Set task
Each entry below should be echoed exactly, with pictures omitted.

Extracted information
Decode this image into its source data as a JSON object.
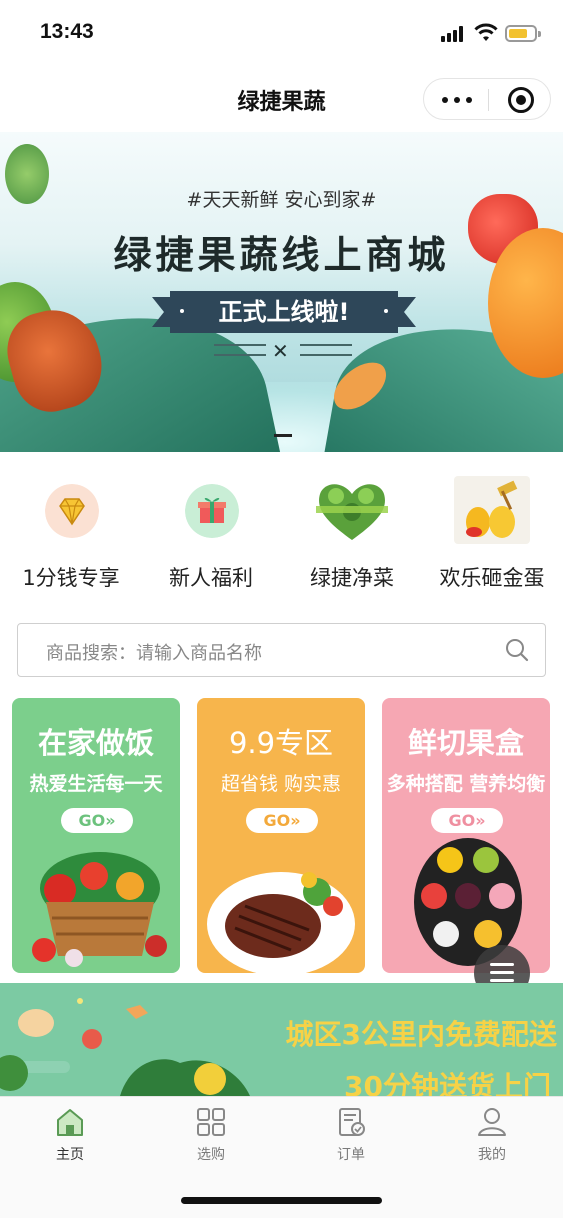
{
  "status_bar": {
    "time": "13:43"
  },
  "nav": {
    "title": "绿捷果蔬"
  },
  "banner": {
    "tagline": "#天天新鲜 安心到家#",
    "title": "绿捷果蔬线上商城",
    "ribbon": "正式上线啦!"
  },
  "categories": [
    {
      "label": "1分钱专享",
      "icon": "diamond-icon"
    },
    {
      "label": "新人福利",
      "icon": "gift-icon"
    },
    {
      "label": "绿捷净菜",
      "icon": "vegetable-heart-icon"
    },
    {
      "label": "欢乐砸金蛋",
      "icon": "golden-egg-icon"
    }
  ],
  "search": {
    "placeholder": "商品搜索：请输入商品名称"
  },
  "promos": [
    {
      "title": "在家做饭",
      "subtitle": "热爱生活每一天",
      "button": "GO»",
      "color": "#7ccf8c",
      "button_color": "#6cc27d"
    },
    {
      "title": "9.9专区",
      "subtitle": "超省钱 购实惠",
      "button": "GO»",
      "color": "#f7b54c",
      "button_color": "#f3a93b"
    },
    {
      "title": "鲜切果盒",
      "subtitle": "多种搭配 营养均衡",
      "button": "GO»",
      "color": "#f6a7b3",
      "button_color": "#ef8fa0"
    }
  ],
  "delivery": {
    "line1": "城区3公里内免费配送",
    "line2": "30分钟送货上门"
  },
  "tabs": [
    {
      "label": "主页",
      "icon": "home-icon",
      "active": true
    },
    {
      "label": "选购",
      "icon": "grid-icon",
      "active": false
    },
    {
      "label": "订单",
      "icon": "order-icon",
      "active": false
    },
    {
      "label": "我的",
      "icon": "user-icon",
      "active": false
    }
  ]
}
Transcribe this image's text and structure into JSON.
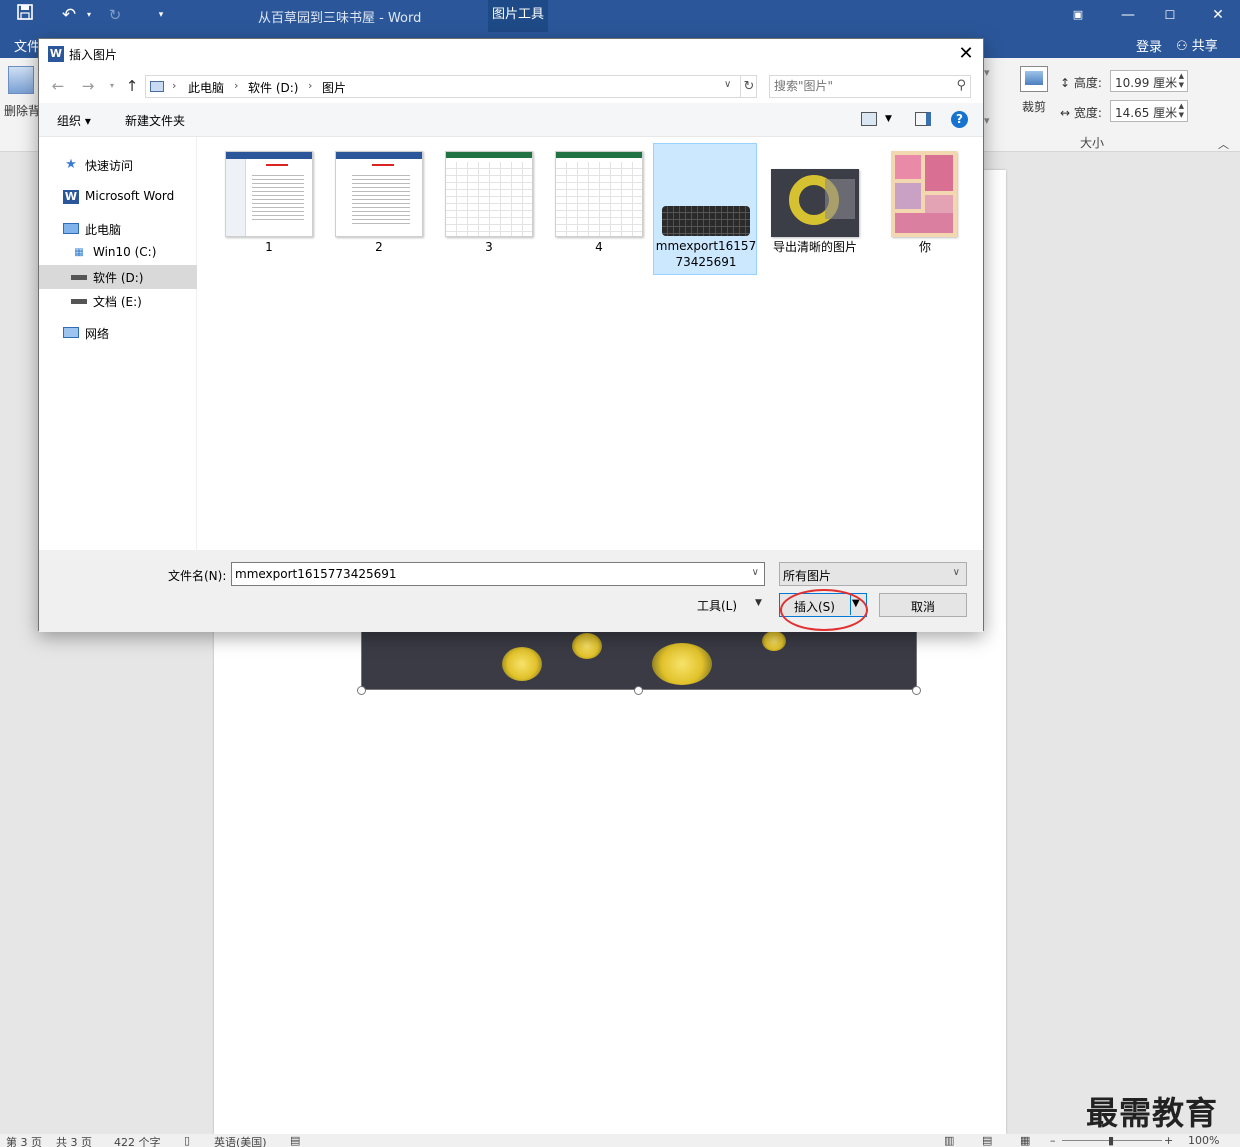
{
  "word": {
    "title": "从百草园到三味书屋 - Word",
    "tool_tab": "图片工具",
    "file_tab": "文件",
    "login": "登录",
    "share": "共享",
    "ribbon": {
      "remove_bg": "删除背",
      "crop": "裁剪",
      "height_label": "高度:",
      "height_value": "10.99 厘米",
      "width_label": "宽度:",
      "width_value": "14.65 厘米",
      "size_group": "大小"
    },
    "status": {
      "page": "第 3 页",
      "total": "共 3 页",
      "words": "422 个字",
      "language": "英语(美国)",
      "zoom": "100%"
    },
    "watermark": "最需教育"
  },
  "dialog": {
    "title": "插入图片",
    "breadcrumb": [
      "此电脑",
      "软件 (D:)",
      "图片"
    ],
    "search_placeholder": "搜索\"图片\"",
    "toolbar": {
      "organize": "组织",
      "new_folder": "新建文件夹"
    },
    "nav": [
      {
        "label": "快速访问"
      },
      {
        "label": "Microsoft Word"
      },
      {
        "label": "此电脑"
      },
      {
        "label": "Win10 (C:)"
      },
      {
        "label": "软件 (D:)"
      },
      {
        "label": "文档 (E:)"
      },
      {
        "label": "网络"
      }
    ],
    "files": [
      {
        "name": "1"
      },
      {
        "name": "2"
      },
      {
        "name": "3"
      },
      {
        "name": "4"
      },
      {
        "name": "mmexport1615773425691"
      },
      {
        "name": "导出清晰的图片"
      },
      {
        "name": "你"
      }
    ],
    "filename_label": "文件名(N):",
    "filename_value": "mmexport1615773425691",
    "filetype": "所有图片",
    "tools": "工具(L)",
    "insert": "插入(S)",
    "cancel": "取消"
  }
}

The output
Decode this image into its source data as a JSON object.
{
  "status_bar": {
    "time": "13:43"
  },
  "nav": {
    "title": "绿捷果蔬"
  },
  "banner": {
    "tagline": "#天天新鲜 安心到家#",
    "title": "绿捷果蔬线上商城",
    "ribbon": "正式上线啦!"
  },
  "categories": [
    {
      "label": "1分钱专享",
      "icon": "diamond-icon"
    },
    {
      "label": "新人福利",
      "icon": "gift-icon"
    },
    {
      "label": "绿捷净菜",
      "icon": "vegetable-heart-icon"
    },
    {
      "label": "欢乐砸金蛋",
      "icon": "golden-egg-icon"
    }
  ],
  "search": {
    "placeholder": "商品搜索：请输入商品名称"
  },
  "promos": [
    {
      "title": "在家做饭",
      "subtitle": "热爱生活每一天",
      "button": "GO»",
      "color": "#7ccf8c",
      "button_color": "#6cc27d"
    },
    {
      "title": "9.9专区",
      "subtitle": "超省钱 购实惠",
      "button": "GO»",
      "color": "#f7b54c",
      "button_color": "#f3a93b"
    },
    {
      "title": "鲜切果盒",
      "subtitle": "多种搭配 营养均衡",
      "button": "GO»",
      "color": "#f6a7b3",
      "button_color": "#ef8fa0"
    }
  ],
  "delivery": {
    "line1": "城区3公里内免费配送",
    "line2": "30分钟送货上门"
  },
  "tabs": [
    {
      "label": "主页",
      "icon": "home-icon",
      "active": true
    },
    {
      "label": "选购",
      "icon": "grid-icon",
      "active": false
    },
    {
      "label": "订单",
      "icon": "order-icon",
      "active": false
    },
    {
      "label": "我的",
      "icon": "user-icon",
      "active": false
    }
  ]
}
Transcribe this image's text and structure into JSON.
{
  "word": {
    "title": "从百草园到三味书屋 - Word",
    "tool_tab": "图片工具",
    "file_tab": "文件",
    "login": "登录",
    "share": "共享",
    "ribbon": {
      "remove_bg": "删除背",
      "crop": "裁剪",
      "height_label": "高度:",
      "height_value": "10.99 厘米",
      "width_label": "宽度:",
      "width_value": "14.65 厘米",
      "size_group": "大小"
    },
    "status": {
      "page": "第 3 页",
      "total": "共 3 页",
      "words": "422 个字",
      "language": "英语(美国)",
      "zoom": "100%"
    },
    "watermark": "最需教育"
  },
  "dialog": {
    "title": "插入图片",
    "breadcrumb": [
      "此电脑",
      "软件 (D:)",
      "图片"
    ],
    "search_placeholder": "搜索\"图片\"",
    "toolbar": {
      "organize": "组织",
      "new_folder": "新建文件夹"
    },
    "nav": [
      {
        "label": "快速访问"
      },
      {
        "label": "Microsoft Word"
      },
      {
        "label": "此电脑"
      },
      {
        "label": "Win10 (C:)"
      },
      {
        "label": "软件 (D:)"
      },
      {
        "label": "文档 (E:)"
      },
      {
        "label": "网络"
      }
    ],
    "files": [
      {
        "name": "1"
      },
      {
        "name": "2"
      },
      {
        "name": "3"
      },
      {
        "name": "4"
      },
      {
        "name": "mmexport1615773425691"
      },
      {
        "name": "导出清晰的图片"
      },
      {
        "name": "你"
      }
    ],
    "filename_label": "文件名(N):",
    "filename_value": "mmexport1615773425691",
    "filetype": "所有图片",
    "tools": "工具(L)",
    "insert": "插入(S)",
    "cancel": "取消"
  }
}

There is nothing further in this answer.